### WORK INSTRUCTIONS
Pictures stay out; everything else in the records below is copied exactly.

### GIVEN RECORDS
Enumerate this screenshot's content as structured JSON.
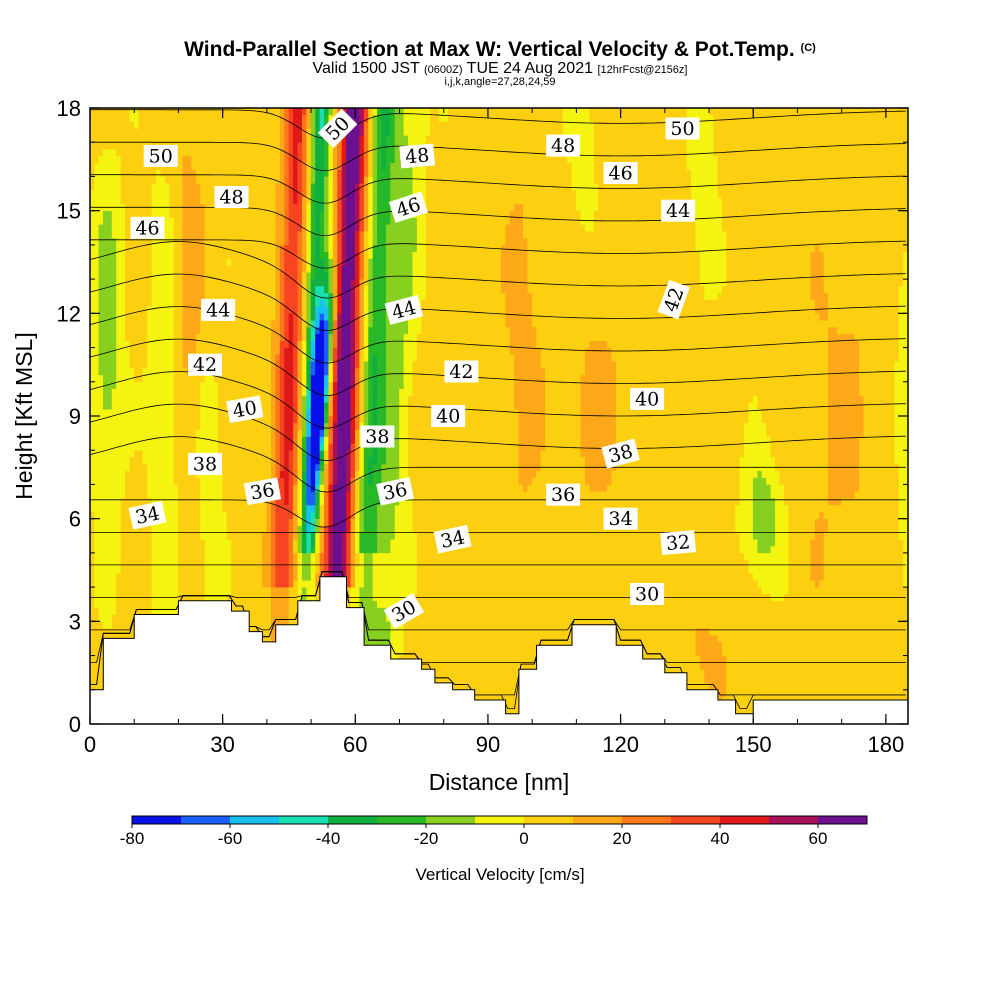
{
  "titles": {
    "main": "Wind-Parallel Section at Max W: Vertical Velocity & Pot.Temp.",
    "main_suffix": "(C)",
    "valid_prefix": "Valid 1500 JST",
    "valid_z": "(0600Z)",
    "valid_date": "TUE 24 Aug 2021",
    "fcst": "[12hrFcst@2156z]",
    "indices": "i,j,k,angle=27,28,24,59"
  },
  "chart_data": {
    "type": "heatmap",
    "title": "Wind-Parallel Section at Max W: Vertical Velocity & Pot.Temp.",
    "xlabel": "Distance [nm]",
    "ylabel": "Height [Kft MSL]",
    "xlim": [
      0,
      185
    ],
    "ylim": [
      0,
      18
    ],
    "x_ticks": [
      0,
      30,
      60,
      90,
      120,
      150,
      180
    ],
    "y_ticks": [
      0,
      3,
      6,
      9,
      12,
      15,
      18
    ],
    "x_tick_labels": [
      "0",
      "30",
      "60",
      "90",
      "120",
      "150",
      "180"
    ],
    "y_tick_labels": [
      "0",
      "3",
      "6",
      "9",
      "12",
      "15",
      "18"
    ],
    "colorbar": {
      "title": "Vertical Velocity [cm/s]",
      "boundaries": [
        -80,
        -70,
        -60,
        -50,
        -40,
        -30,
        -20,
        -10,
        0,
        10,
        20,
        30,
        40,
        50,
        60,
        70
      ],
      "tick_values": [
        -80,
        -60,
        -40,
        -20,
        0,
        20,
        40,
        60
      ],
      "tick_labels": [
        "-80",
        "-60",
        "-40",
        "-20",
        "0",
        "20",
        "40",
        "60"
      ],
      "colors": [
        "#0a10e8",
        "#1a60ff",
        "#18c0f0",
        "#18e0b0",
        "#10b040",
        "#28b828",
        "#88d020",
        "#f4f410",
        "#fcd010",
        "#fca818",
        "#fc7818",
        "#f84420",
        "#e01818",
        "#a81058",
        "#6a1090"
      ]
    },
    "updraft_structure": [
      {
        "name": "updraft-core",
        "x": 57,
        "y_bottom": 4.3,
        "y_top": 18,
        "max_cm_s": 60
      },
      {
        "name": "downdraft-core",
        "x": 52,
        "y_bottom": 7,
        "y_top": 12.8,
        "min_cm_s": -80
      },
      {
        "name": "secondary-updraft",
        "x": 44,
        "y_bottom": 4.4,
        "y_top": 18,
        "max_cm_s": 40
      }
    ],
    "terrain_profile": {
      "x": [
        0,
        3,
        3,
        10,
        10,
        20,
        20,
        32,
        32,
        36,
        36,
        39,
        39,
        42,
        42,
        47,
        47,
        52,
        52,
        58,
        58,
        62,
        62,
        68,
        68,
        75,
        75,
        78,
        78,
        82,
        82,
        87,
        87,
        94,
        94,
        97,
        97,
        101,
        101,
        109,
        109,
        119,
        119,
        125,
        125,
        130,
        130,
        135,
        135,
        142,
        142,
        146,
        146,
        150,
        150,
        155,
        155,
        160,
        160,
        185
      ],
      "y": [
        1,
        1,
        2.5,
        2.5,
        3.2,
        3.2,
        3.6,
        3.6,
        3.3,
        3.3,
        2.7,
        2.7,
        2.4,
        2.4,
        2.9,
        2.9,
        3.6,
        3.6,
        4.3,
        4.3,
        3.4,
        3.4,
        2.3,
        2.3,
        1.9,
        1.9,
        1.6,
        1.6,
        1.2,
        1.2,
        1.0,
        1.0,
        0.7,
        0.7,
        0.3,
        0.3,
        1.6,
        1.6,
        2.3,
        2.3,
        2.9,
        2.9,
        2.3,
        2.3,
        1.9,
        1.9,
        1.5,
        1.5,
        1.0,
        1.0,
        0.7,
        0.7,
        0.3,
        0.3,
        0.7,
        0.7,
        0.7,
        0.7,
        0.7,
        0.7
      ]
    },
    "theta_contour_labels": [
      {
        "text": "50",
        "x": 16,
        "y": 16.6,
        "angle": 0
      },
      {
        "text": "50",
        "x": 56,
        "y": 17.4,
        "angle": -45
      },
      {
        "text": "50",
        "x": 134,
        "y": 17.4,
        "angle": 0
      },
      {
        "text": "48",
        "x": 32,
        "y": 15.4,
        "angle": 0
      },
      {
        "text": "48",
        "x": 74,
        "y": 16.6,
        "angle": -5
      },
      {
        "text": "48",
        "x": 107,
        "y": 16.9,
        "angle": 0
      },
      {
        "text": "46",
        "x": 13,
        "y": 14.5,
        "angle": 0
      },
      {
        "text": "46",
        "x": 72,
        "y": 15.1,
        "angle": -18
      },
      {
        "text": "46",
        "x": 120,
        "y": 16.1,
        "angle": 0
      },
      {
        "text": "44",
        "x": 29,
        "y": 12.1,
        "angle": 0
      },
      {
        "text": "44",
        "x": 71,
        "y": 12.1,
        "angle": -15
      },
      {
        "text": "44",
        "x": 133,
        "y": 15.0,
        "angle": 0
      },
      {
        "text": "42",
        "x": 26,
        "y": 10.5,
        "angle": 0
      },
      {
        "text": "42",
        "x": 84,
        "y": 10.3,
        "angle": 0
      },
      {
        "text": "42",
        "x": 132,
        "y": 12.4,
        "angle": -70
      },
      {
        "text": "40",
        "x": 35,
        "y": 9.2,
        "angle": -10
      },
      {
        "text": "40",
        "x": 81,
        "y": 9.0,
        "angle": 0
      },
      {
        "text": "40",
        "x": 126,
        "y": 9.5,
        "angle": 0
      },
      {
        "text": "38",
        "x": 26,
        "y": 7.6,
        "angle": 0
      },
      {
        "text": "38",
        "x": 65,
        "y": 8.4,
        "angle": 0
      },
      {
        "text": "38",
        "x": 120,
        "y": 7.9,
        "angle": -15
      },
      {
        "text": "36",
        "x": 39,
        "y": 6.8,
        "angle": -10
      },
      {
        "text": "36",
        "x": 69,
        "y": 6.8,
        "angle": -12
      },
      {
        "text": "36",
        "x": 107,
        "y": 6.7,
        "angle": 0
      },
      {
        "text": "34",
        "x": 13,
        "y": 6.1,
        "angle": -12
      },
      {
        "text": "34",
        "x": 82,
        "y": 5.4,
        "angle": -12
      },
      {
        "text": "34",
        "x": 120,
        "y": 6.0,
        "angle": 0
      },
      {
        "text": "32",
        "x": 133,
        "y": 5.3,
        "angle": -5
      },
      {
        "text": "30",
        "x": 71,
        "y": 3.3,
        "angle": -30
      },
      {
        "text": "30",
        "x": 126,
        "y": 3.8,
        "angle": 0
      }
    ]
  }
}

### OUTPUT
Enumerate this screenshot's content as structured JSON.
{
  "titles": {
    "main": "Wind-Parallel Section at Max W: Vertical Velocity & Pot.Temp.",
    "main_suffix": "(C)",
    "valid_prefix": "Valid 1500 JST",
    "valid_z": "(0600Z)",
    "valid_date": "TUE 24 Aug 2021",
    "fcst": "[12hrFcst@2156z]",
    "indices": "i,j,k,angle=27,28,24,59"
  },
  "chart_data": {
    "type": "heatmap",
    "title": "Wind-Parallel Section at Max W: Vertical Velocity & Pot.Temp.",
    "xlabel": "Distance [nm]",
    "ylabel": "Height [Kft MSL]",
    "xlim": [
      0,
      185
    ],
    "ylim": [
      0,
      18
    ],
    "x_ticks": [
      0,
      30,
      60,
      90,
      120,
      150,
      180
    ],
    "y_ticks": [
      0,
      3,
      6,
      9,
      12,
      15,
      18
    ],
    "x_tick_labels": [
      "0",
      "30",
      "60",
      "90",
      "120",
      "150",
      "180"
    ],
    "y_tick_labels": [
      "0",
      "3",
      "6",
      "9",
      "12",
      "15",
      "18"
    ],
    "colorbar": {
      "title": "Vertical Velocity [cm/s]",
      "boundaries": [
        -80,
        -70,
        -60,
        -50,
        -40,
        -30,
        -20,
        -10,
        0,
        10,
        20,
        30,
        40,
        50,
        60,
        70
      ],
      "tick_values": [
        -80,
        -60,
        -40,
        -20,
        0,
        20,
        40,
        60
      ],
      "tick_labels": [
        "-80",
        "-60",
        "-40",
        "-20",
        "0",
        "20",
        "40",
        "60"
      ],
      "colors": [
        "#0a10e8",
        "#1a60ff",
        "#18c0f0",
        "#18e0b0",
        "#10b040",
        "#28b828",
        "#88d020",
        "#f4f410",
        "#fcd010",
        "#fca818",
        "#fc7818",
        "#f84420",
        "#e01818",
        "#a81058",
        "#6a1090"
      ]
    },
    "updraft_structure": [
      {
        "name": "updraft-core",
        "x": 57,
        "y_bottom": 4.3,
        "y_top": 18,
        "max_cm_s": 60
      },
      {
        "name": "downdraft-core",
        "x": 52,
        "y_bottom": 7,
        "y_top": 12.8,
        "min_cm_s": -80
      },
      {
        "name": "secondary-updraft",
        "x": 44,
        "y_bottom": 4.4,
        "y_top": 18,
        "max_cm_s": 40
      }
    ],
    "terrain_profile": {
      "x": [
        0,
        3,
        3,
        10,
        10,
        20,
        20,
        32,
        32,
        36,
        36,
        39,
        39,
        42,
        42,
        47,
        47,
        52,
        52,
        58,
        58,
        62,
        62,
        68,
        68,
        75,
        75,
        78,
        78,
        82,
        82,
        87,
        87,
        94,
        94,
        97,
        97,
        101,
        101,
        109,
        109,
        119,
        119,
        125,
        125,
        130,
        130,
        135,
        135,
        142,
        142,
        146,
        146,
        150,
        150,
        155,
        155,
        160,
        160,
        185
      ],
      "y": [
        1,
        1,
        2.5,
        2.5,
        3.2,
        3.2,
        3.6,
        3.6,
        3.3,
        3.3,
        2.7,
        2.7,
        2.4,
        2.4,
        2.9,
        2.9,
        3.6,
        3.6,
        4.3,
        4.3,
        3.4,
        3.4,
        2.3,
        2.3,
        1.9,
        1.9,
        1.6,
        1.6,
        1.2,
        1.2,
        1.0,
        1.0,
        0.7,
        0.7,
        0.3,
        0.3,
        1.6,
        1.6,
        2.3,
        2.3,
        2.9,
        2.9,
        2.3,
        2.3,
        1.9,
        1.9,
        1.5,
        1.5,
        1.0,
        1.0,
        0.7,
        0.7,
        0.3,
        0.3,
        0.7,
        0.7,
        0.7,
        0.7,
        0.7,
        0.7
      ]
    },
    "theta_contour_labels": [
      {
        "text": "50",
        "x": 16,
        "y": 16.6,
        "angle": 0
      },
      {
        "text": "50",
        "x": 56,
        "y": 17.4,
        "angle": -45
      },
      {
        "text": "50",
        "x": 134,
        "y": 17.4,
        "angle": 0
      },
      {
        "text": "48",
        "x": 32,
        "y": 15.4,
        "angle": 0
      },
      {
        "text": "48",
        "x": 74,
        "y": 16.6,
        "angle": -5
      },
      {
        "text": "48",
        "x": 107,
        "y": 16.9,
        "angle": 0
      },
      {
        "text": "46",
        "x": 13,
        "y": 14.5,
        "angle": 0
      },
      {
        "text": "46",
        "x": 72,
        "y": 15.1,
        "angle": -18
      },
      {
        "text": "46",
        "x": 120,
        "y": 16.1,
        "angle": 0
      },
      {
        "text": "44",
        "x": 29,
        "y": 12.1,
        "angle": 0
      },
      {
        "text": "44",
        "x": 71,
        "y": 12.1,
        "angle": -15
      },
      {
        "text": "44",
        "x": 133,
        "y": 15.0,
        "angle": 0
      },
      {
        "text": "42",
        "x": 26,
        "y": 10.5,
        "angle": 0
      },
      {
        "text": "42",
        "x": 84,
        "y": 10.3,
        "angle": 0
      },
      {
        "text": "42",
        "x": 132,
        "y": 12.4,
        "angle": -70
      },
      {
        "text": "40",
        "x": 35,
        "y": 9.2,
        "angle": -10
      },
      {
        "text": "40",
        "x": 81,
        "y": 9.0,
        "angle": 0
      },
      {
        "text": "40",
        "x": 126,
        "y": 9.5,
        "angle": 0
      },
      {
        "text": "38",
        "x": 26,
        "y": 7.6,
        "angle": 0
      },
      {
        "text": "38",
        "x": 65,
        "y": 8.4,
        "angle": 0
      },
      {
        "text": "38",
        "x": 120,
        "y": 7.9,
        "angle": -15
      },
      {
        "text": "36",
        "x": 39,
        "y": 6.8,
        "angle": -10
      },
      {
        "text": "36",
        "x": 69,
        "y": 6.8,
        "angle": -12
      },
      {
        "text": "36",
        "x": 107,
        "y": 6.7,
        "angle": 0
      },
      {
        "text": "34",
        "x": 13,
        "y": 6.1,
        "angle": -12
      },
      {
        "text": "34",
        "x": 82,
        "y": 5.4,
        "angle": -12
      },
      {
        "text": "34",
        "x": 120,
        "y": 6.0,
        "angle": 0
      },
      {
        "text": "32",
        "x": 133,
        "y": 5.3,
        "angle": -5
      },
      {
        "text": "30",
        "x": 71,
        "y": 3.3,
        "angle": -30
      },
      {
        "text": "30",
        "x": 126,
        "y": 3.8,
        "angle": 0
      }
    ]
  }
}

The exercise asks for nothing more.